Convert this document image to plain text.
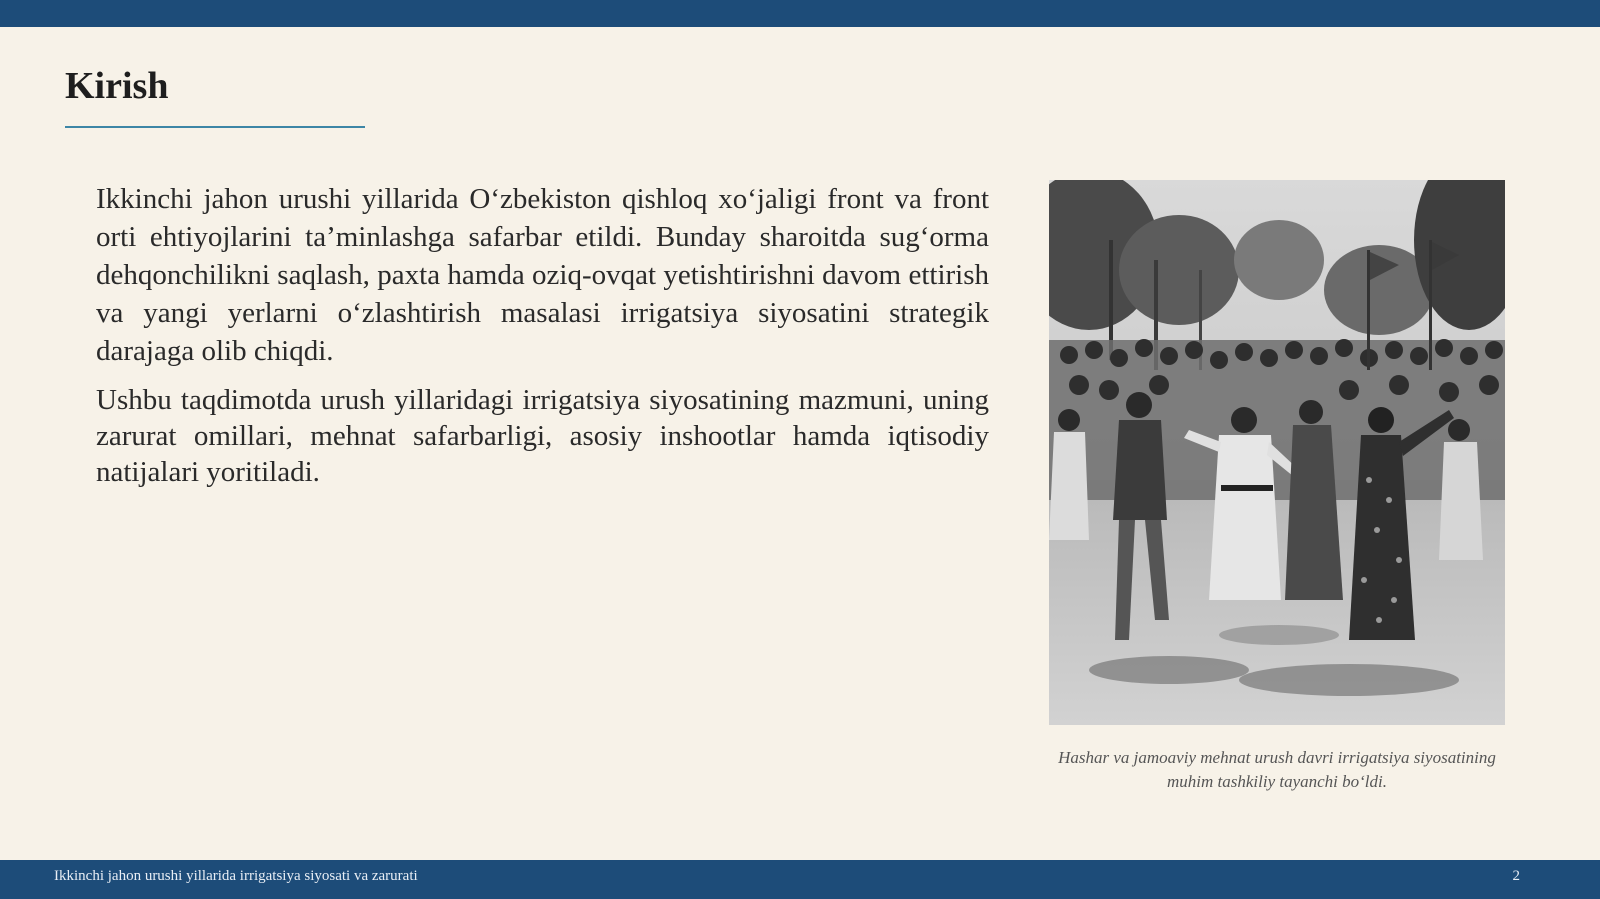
Kirish

Ikkinchi jahon urushi yillarida O‘zbekiston qishloq xo‘jaligi front va front orti ehtiyojlarini ta’minlashga safarbar etildi. Bunday sharoitda sug‘orma dehqonchilikni saqlash, paxta hamda oziq-ovqat yetishtirishni davom ettirish va yangi yerlarni o‘zlashtirish masalasi irrigatsiya siyosatini strategik darajaga olib chiqdi.

Ushbu taqdimotda urush yillaridagi irrigatsiya siyosatining mazmuni, uning zarurat omillari, mehnat safarbarligi, asosiy inshootlar hamda iqtisodiy natijalari yoritiladi.

Hashar va jamoaviy mehnat urush davri irrigatsiya siyosatining muhim tashkiliy tayanchi bo‘ldi.

Ikkinchi jahon urushi yillarida irrigatsiya siyosati va zarurati	2
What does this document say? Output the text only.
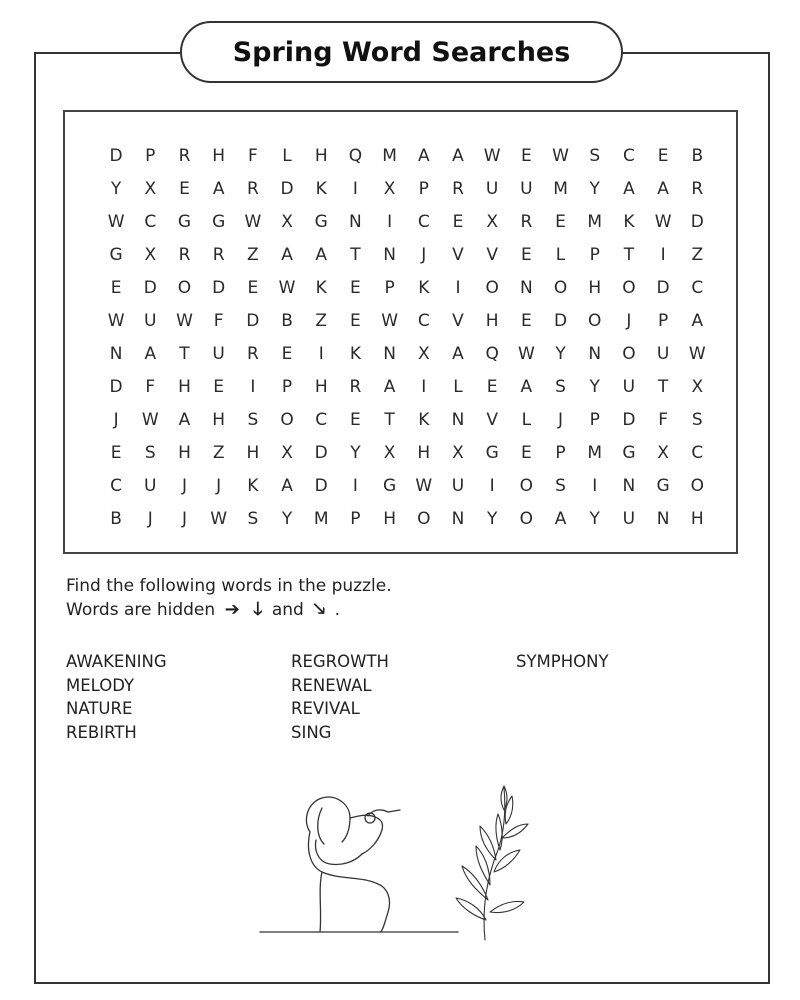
Spring Word Searches
D	P	R	H	F	L	H	Q	M	A	A	W	E	W	S	C	E	B
Y	X	E	A	R	D	K	I	X	P	R	U	U	M	Y	A	A	R
W	C	G	G	W	X	G	N	I	C	E	X	R	E	M	K	W	D
G	X	R	R	Z	A	A	T	N	J	V	V	E	L	P	T	I	Z
E	D	O	D	E	W	K	E	P	K	I	O	N	O	H	O	D	C
W	U	W	F	D	B	Z	E	W	C	V	H	E	D	O	J	P	A
N	A	T	U	R	E	I	K	N	X	A	Q	W	Y	N	O	U	W
D	F	H	E	I	P	H	R	A	I	L	E	A	S	Y	U	T	X
J	W	A	H	S	O	C	E	T	K	N	V	L	J	P	D	F	S
E	S	H	Z	H	X	D	Y	X	H	X	G	E	P	M	G	X	C
C	U	J	J	K	A	D	I	G	W	U	I	O	S	I	N	G	O
B	J	J	W	S	Y	M	P	H	O	N	Y	O	A	Y	U	N	H
Find the following words in the puzzle.
Words are hidden ➔ 🡓 and 🡖 .
AWAKENING	REGROWTH	SYMPHONY
MELODY	RENEWAL
NATURE	REVIVAL
REBIRTH	SING
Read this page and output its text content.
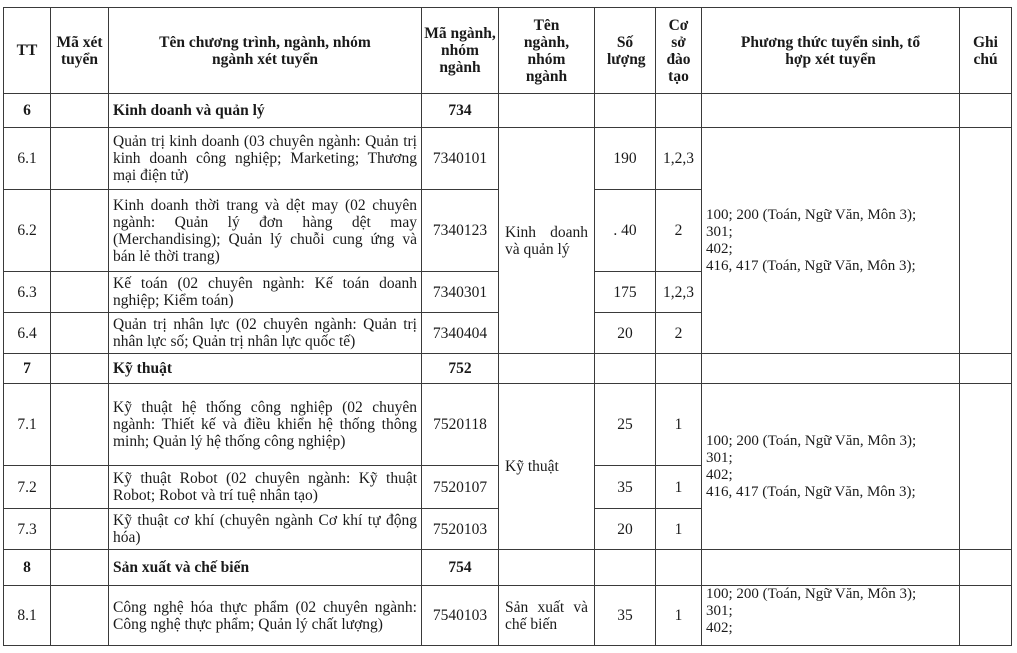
TT	Mã xét tuyển	Tên chương trình, ngành, nhóm ngành xét tuyển	Mã ngành, nhóm ngành	Tên ngành, nhóm ngành	Số lượng	Cơ sở đào tạo	Phương thức tuyển sinh, tổ hợp xét tuyển	Ghi chú
6		Kinh doanh và quản lý	734					
6.1		Quản trị kinh doanh (03 chuyên ngành: Quản trị kinh doanh công nghiệp; Marketing; Thương mại điện tử)	7340101	Kinh doanh và quản lý	190	1,2,3	100; 200 (Toán, Ngữ Văn, Môn 3);
301;
402;
416, 417 (Toán, Ngữ Văn, Môn 3);	
6.2		Kinh doanh thời trang và dệt may (02 chuyên ngành: Quản lý đơn hàng dệt may (Merchandising); Quản lý chuỗi cung ứng và bán lẻ thời trang)	7340123		. 40	2		
6.3		Kế toán (02 chuyên ngành: Kế toán doanh nghiệp; Kiểm toán)	7340301		175	1,2,3		
6.4		Quản trị nhân lực (02 chuyên ngành: Quản trị nhân lực số; Quản trị nhân lực quốc tế)	7340404		20	2		
7		Kỹ thuật	752					
7.1		Kỹ thuật hệ thống công nghiệp (02 chuyên ngành: Thiết kế và điều khiển hệ thống thông minh; Quản lý hệ thống công nghiệp)	7520118	Kỹ thuật	25	1	100; 200 (Toán, Ngữ Văn, Môn 3);
301;
402;
416, 417 (Toán, Ngữ Văn, Môn 3);	
7.2		Kỹ thuật Robot (02 chuyên ngành: Kỹ thuật Robot; Robot và trí tuệ nhân tạo)	7520107		35	1		
7.3		Kỹ thuật cơ khí (chuyên ngành Cơ khí tự động hóa)	7520103		20	1		
8		Sản xuất và chế biến	754					
8.1		Công nghệ hóa thực phẩm (02 chuyên ngành: Công nghệ thực phẩm; Quản lý chất lượng)	7540103	Sản xuất và chế biến	35	1	100; 200 (Toán, Ngữ Văn, Môn 3);
301;
402;	
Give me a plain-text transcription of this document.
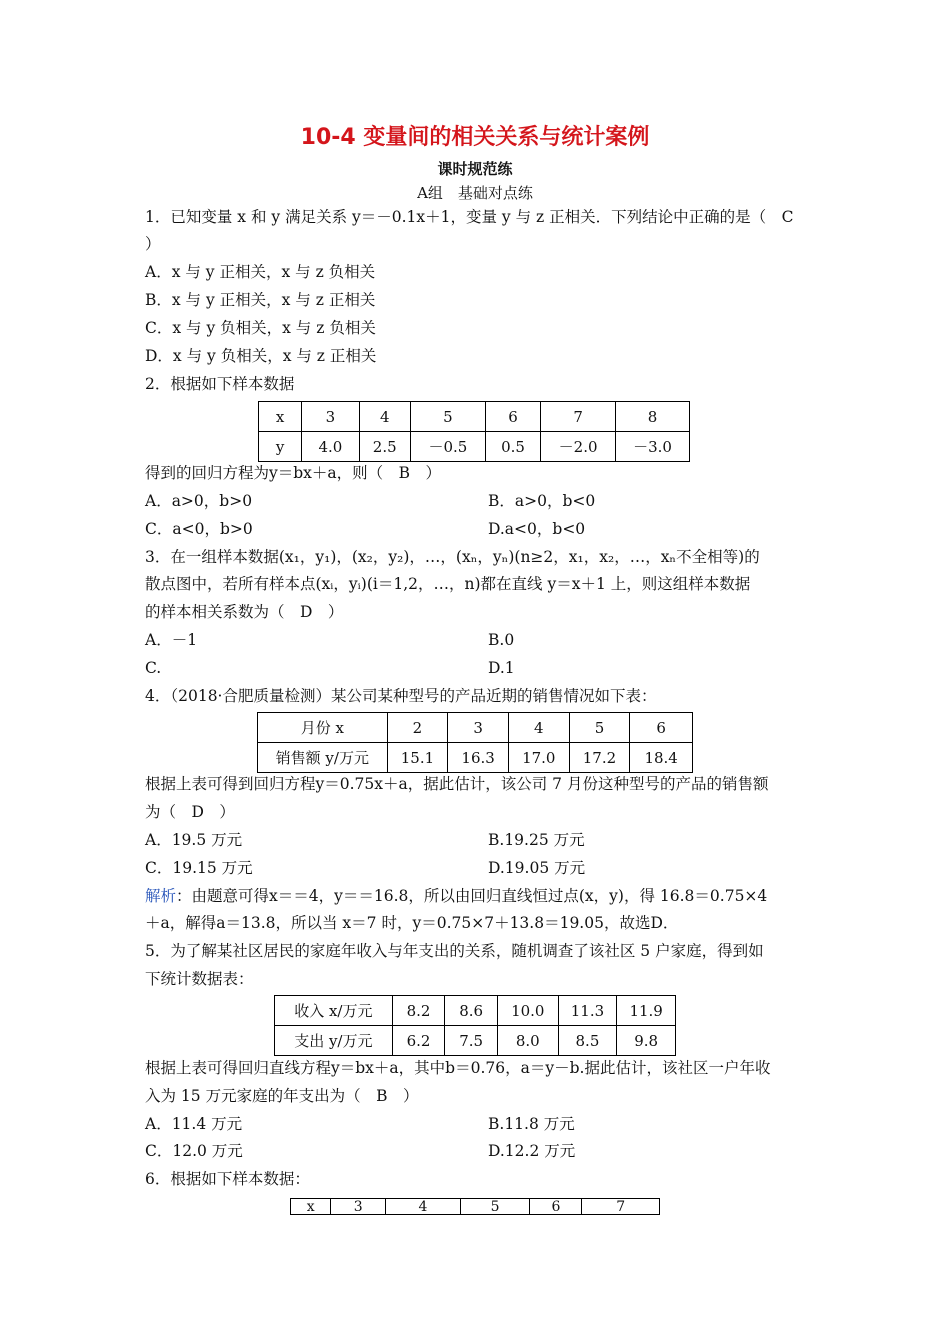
10-4 变量间的相关关系与统计案例
课时规范练
A组　基础对点练
1．已知变量 x 和 y 满足关系 y＝－0.1x＋1，变量 y 与 z 正相关．下列结论中正确的是（　C
）
A．x 与 y 正相关，x 与 z 负相关
B．x 与 y 正相关，x 与 z 正相关
C．x 与 y 负相关，x 与 z 负相关
D．x 与 y 负相关，x 与 z 正相关
2．根据如下样本数据
x	3	4	5	6	7	8
y	4.0	2.5	－0.5	0.5	－2.0	－3.0
得到的回归方程为y＝bx＋a，则（　B　）
A．a>0，b>0	B．a>0，b<0
C．a<0，b>0	D.a<0，b<0
3．在一组样本数据(x₁，y₁)，(x₂，y₂)，…，(xₙ，yₙ)(n≥2，x₁，x₂，…，xₙ不全相等)的
散点图中，若所有样本点(xᵢ，yᵢ)(i＝1,2，…，n)都在直线 y＝x＋1 上，则这组样本数据
的样本相关系数为（　D　）
A．－1	B.0
C.	D.1
4．（2018·合肥质量检测）某公司某种型号的产品近期的销售情况如下表：
月份 x	2	3	4	5	6
销售额 y/万元	15.1	16.3	17.0	17.2	18.4
根据上表可得到回归方程y＝0.75x＋a，据此估计，该公司 7 月份这种型号的产品的销售额
为（　D　）
A．19.5 万元	B.19.25 万元
C．19.15 万元	D.19.05 万元
解析：由题意可得x＝＝4，y＝＝16.8，所以由回归直线恒过点(x，y)，得 16.8＝0.75×4
＋a，解得a＝13.8，所以当 x＝7 时，y＝0.75×7＋13.8＝19.05，故选D．
5．为了解某社区居民的家庭年收入与年支出的关系，随机调查了该社区 5 户家庭，得到如
下统计数据表：
收入 x/万元	8.2	8.6	10.0	11.3	11.9
支出 y/万元	6.2	7.5	8.0	8.5	9.8
根据上表可得回归直线方程y＝bx＋a，其中b＝0.76，a＝y－b.据此估计，该社区一户年收
入为 15 万元家庭的年支出为（　B　）
A．11.4 万元	B.11.8 万元
C．12.0 万元	D.12.2 万元
6．根据如下样本数据：
x	3	4	5	6	7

What the task requires
Check each line above for "this" and return the ones that have it.

In response
Convert this document image to plain text.
What does this document say? Output the text only.
Read this page and output its text content.
Give me a plain-text transcription of this document.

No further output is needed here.